Set exercise => Search the material below for the string "image" and extract each line that has it.

Extracted data entries:
## begin
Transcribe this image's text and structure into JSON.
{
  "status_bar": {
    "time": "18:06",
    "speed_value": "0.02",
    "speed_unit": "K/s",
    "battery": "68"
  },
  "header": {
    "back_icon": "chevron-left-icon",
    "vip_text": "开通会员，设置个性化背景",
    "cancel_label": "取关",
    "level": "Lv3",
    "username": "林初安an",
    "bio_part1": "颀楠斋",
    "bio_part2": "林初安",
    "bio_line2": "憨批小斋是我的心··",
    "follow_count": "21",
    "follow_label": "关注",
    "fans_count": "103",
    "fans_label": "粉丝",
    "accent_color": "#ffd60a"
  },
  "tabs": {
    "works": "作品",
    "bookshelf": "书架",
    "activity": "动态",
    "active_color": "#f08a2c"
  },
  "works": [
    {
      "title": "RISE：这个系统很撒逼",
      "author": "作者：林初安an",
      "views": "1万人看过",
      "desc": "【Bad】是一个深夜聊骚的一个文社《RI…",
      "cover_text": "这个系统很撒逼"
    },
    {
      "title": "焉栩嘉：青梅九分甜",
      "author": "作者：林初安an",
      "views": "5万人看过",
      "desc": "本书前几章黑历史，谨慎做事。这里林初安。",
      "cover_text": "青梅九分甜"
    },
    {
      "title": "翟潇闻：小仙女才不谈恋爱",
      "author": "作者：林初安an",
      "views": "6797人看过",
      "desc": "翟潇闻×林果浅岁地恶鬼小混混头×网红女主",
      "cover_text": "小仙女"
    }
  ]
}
## end
## begin
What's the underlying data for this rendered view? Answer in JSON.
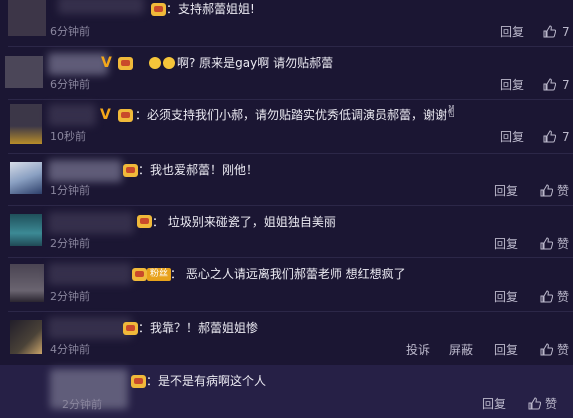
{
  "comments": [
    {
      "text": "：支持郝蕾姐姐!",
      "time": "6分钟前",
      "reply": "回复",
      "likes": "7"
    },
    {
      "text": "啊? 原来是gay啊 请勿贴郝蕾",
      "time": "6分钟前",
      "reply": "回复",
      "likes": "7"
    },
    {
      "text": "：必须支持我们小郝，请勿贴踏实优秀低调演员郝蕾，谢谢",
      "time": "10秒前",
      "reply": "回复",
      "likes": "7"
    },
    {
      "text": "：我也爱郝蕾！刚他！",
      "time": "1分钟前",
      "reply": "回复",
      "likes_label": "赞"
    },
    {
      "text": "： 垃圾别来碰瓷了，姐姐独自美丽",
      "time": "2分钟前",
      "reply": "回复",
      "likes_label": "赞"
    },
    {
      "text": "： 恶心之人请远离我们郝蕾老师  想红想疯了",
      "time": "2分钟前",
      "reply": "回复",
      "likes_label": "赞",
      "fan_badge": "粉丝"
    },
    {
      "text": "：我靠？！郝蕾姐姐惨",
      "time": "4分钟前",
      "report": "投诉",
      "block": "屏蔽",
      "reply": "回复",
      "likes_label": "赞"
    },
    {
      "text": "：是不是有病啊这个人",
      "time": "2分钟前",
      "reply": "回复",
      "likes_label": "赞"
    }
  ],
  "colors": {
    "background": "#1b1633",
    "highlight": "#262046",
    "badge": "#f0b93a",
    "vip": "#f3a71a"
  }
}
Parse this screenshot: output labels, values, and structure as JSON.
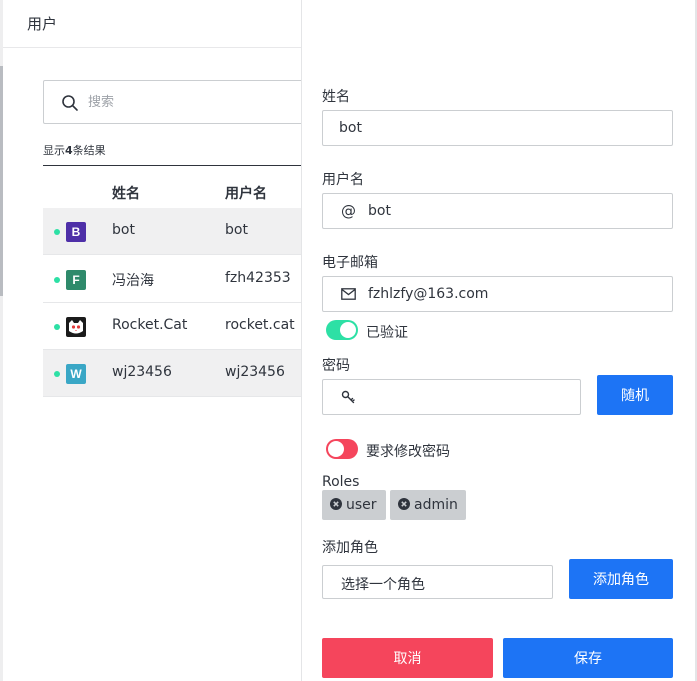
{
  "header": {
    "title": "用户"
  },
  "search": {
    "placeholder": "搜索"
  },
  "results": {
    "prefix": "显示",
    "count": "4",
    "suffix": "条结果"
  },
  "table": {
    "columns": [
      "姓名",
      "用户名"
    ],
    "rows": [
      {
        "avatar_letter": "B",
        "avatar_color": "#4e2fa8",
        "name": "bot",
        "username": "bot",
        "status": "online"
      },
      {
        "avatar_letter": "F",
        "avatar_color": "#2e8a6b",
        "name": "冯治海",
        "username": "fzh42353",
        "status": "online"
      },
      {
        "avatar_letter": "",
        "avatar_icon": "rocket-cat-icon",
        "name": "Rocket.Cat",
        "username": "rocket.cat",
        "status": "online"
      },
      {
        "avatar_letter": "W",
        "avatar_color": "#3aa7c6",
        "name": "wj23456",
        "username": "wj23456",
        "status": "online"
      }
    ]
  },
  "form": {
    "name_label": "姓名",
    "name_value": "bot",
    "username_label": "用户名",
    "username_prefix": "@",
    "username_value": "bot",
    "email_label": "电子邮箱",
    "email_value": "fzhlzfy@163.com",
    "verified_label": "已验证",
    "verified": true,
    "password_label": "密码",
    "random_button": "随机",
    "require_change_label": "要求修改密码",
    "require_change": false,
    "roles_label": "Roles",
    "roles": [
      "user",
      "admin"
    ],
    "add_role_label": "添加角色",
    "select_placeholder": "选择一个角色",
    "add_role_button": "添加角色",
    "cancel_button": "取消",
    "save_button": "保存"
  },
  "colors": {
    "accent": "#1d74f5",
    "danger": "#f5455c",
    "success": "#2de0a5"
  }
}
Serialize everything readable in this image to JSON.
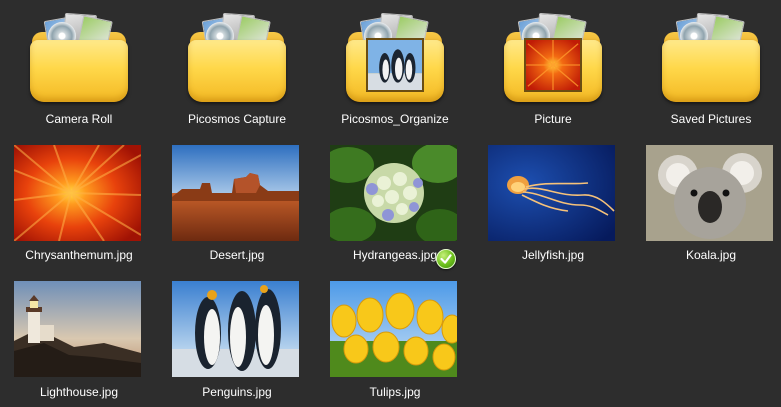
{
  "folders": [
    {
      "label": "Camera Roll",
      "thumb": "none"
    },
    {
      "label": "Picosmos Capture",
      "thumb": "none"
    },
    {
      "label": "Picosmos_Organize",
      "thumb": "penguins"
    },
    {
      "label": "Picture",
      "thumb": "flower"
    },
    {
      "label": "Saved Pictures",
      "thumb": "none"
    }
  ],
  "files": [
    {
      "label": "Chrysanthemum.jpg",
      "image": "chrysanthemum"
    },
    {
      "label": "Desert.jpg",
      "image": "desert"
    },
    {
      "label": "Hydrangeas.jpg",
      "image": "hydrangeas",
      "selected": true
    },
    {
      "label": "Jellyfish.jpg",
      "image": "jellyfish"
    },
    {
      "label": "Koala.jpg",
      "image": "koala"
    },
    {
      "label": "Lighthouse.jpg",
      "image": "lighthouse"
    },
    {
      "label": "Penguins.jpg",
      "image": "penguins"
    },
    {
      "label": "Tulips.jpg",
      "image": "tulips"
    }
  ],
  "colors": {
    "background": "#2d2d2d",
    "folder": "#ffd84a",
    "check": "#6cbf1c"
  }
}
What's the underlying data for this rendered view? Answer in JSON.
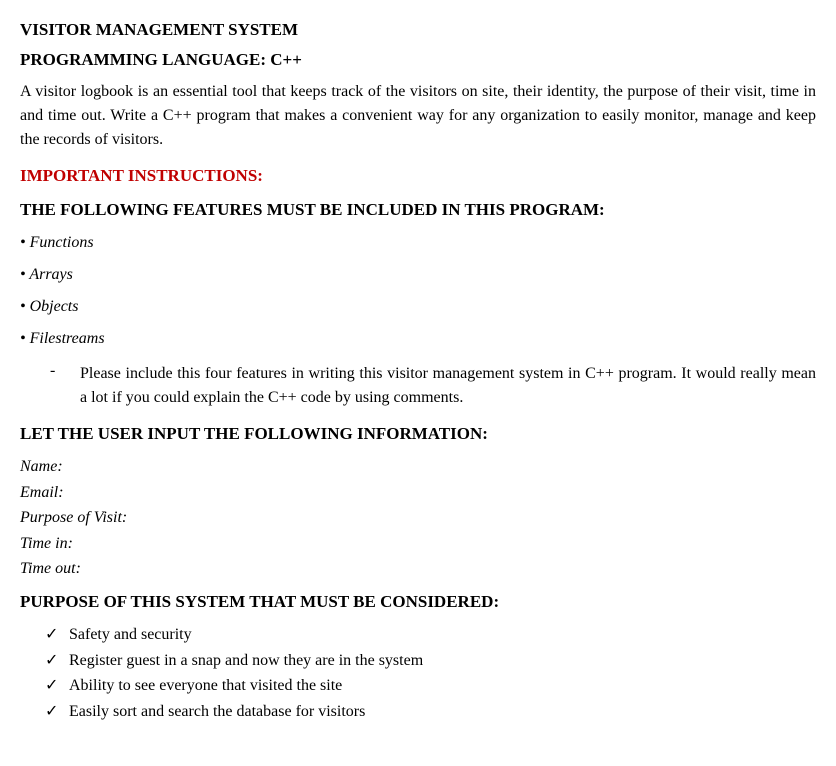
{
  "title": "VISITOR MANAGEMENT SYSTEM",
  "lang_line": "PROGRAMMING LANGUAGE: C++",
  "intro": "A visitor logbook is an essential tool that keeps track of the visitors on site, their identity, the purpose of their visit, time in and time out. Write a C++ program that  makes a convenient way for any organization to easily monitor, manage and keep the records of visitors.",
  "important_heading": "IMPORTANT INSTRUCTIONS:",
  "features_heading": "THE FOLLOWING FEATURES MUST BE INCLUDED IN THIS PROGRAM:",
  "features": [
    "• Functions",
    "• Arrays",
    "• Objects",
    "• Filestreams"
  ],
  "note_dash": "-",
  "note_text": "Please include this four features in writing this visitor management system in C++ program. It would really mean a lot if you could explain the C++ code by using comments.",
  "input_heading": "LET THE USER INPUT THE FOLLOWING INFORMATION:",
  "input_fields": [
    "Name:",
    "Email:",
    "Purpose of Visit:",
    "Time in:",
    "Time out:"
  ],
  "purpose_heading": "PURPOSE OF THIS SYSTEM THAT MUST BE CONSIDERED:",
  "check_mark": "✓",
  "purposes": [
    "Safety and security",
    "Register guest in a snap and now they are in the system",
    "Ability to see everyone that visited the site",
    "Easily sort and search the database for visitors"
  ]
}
## end
## begin
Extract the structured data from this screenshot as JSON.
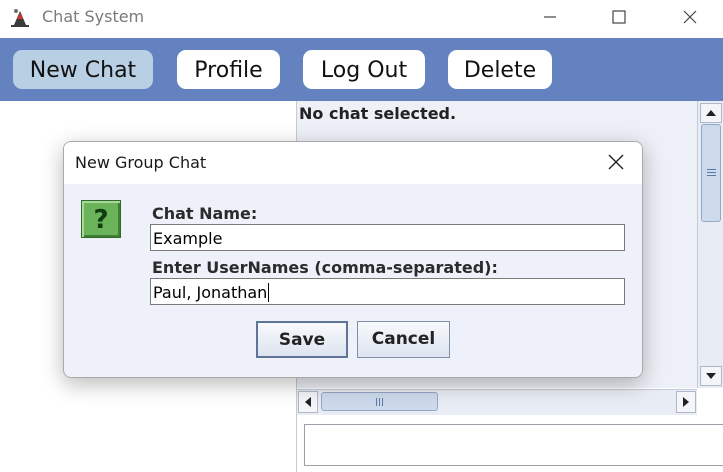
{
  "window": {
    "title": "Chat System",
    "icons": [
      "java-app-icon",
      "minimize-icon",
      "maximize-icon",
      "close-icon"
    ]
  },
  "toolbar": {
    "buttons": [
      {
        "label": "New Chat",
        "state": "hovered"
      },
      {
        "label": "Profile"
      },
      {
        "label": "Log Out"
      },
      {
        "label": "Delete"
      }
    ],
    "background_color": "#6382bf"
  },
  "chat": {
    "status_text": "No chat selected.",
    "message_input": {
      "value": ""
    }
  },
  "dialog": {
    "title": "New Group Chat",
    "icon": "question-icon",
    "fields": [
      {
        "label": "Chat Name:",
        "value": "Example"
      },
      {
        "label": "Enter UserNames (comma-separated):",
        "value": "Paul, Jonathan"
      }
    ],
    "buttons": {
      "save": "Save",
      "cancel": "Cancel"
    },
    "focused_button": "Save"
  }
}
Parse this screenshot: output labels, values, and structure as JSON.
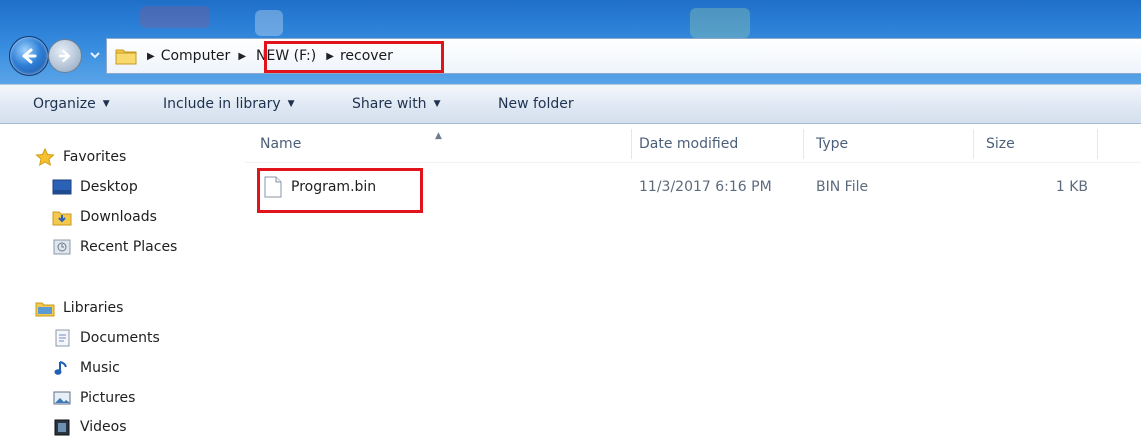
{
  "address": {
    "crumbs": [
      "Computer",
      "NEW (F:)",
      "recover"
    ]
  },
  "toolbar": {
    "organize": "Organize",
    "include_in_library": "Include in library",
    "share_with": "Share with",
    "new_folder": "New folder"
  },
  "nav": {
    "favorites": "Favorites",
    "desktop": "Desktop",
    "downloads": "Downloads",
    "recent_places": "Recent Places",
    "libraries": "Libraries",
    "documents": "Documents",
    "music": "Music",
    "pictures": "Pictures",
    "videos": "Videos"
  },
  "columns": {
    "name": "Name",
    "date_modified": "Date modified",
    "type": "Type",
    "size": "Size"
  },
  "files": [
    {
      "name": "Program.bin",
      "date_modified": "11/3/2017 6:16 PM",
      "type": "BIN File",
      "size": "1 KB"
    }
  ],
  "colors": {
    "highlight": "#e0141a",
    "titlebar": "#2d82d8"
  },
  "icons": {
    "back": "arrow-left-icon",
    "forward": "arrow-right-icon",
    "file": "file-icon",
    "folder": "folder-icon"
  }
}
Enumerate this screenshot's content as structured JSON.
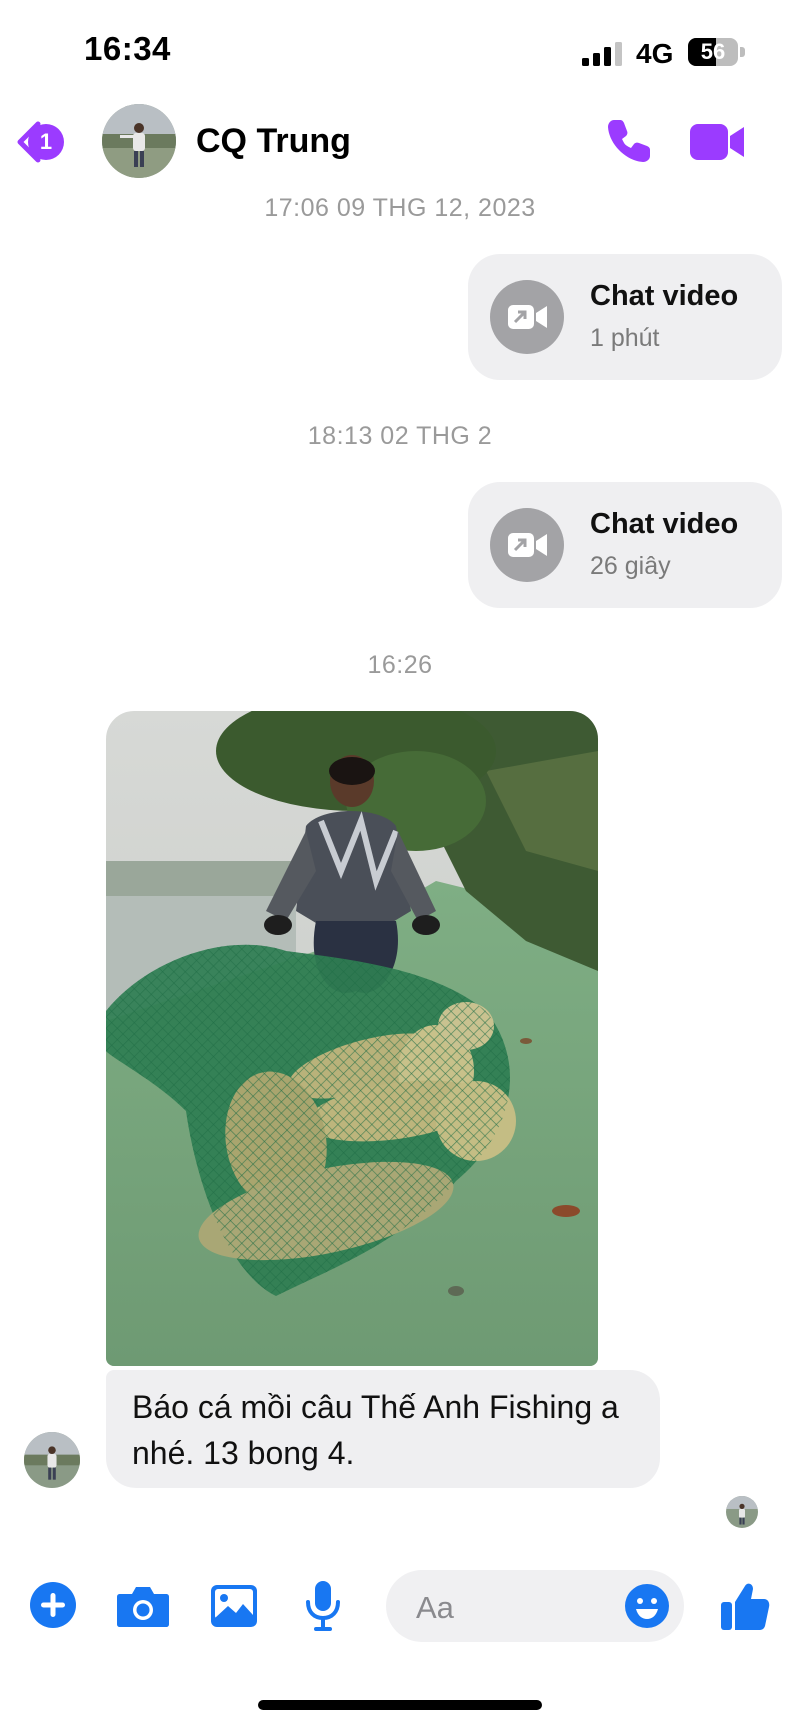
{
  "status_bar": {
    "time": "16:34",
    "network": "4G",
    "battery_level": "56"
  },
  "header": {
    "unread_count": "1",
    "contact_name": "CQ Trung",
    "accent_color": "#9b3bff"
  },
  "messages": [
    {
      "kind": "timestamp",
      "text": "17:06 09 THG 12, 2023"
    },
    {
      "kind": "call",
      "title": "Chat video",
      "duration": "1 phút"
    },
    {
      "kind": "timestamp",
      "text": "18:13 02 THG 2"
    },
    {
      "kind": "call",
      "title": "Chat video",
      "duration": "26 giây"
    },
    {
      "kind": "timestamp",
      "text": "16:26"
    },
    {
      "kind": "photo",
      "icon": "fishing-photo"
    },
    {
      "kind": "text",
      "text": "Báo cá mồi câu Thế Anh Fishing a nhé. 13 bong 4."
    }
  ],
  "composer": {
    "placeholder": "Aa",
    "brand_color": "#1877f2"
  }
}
## end
Full solution =>
Transcribe this image's text and structure into JSON.
Serialize everything readable in this image to JSON.
      "image": "chrysanthemum"
      "image": "desert"
      "image": "hydrangeas",
      "image": "jellyfish"
      "image": "koala"
      "image": "lighthouse"
      "image": "penguins"
      "image": "tulips"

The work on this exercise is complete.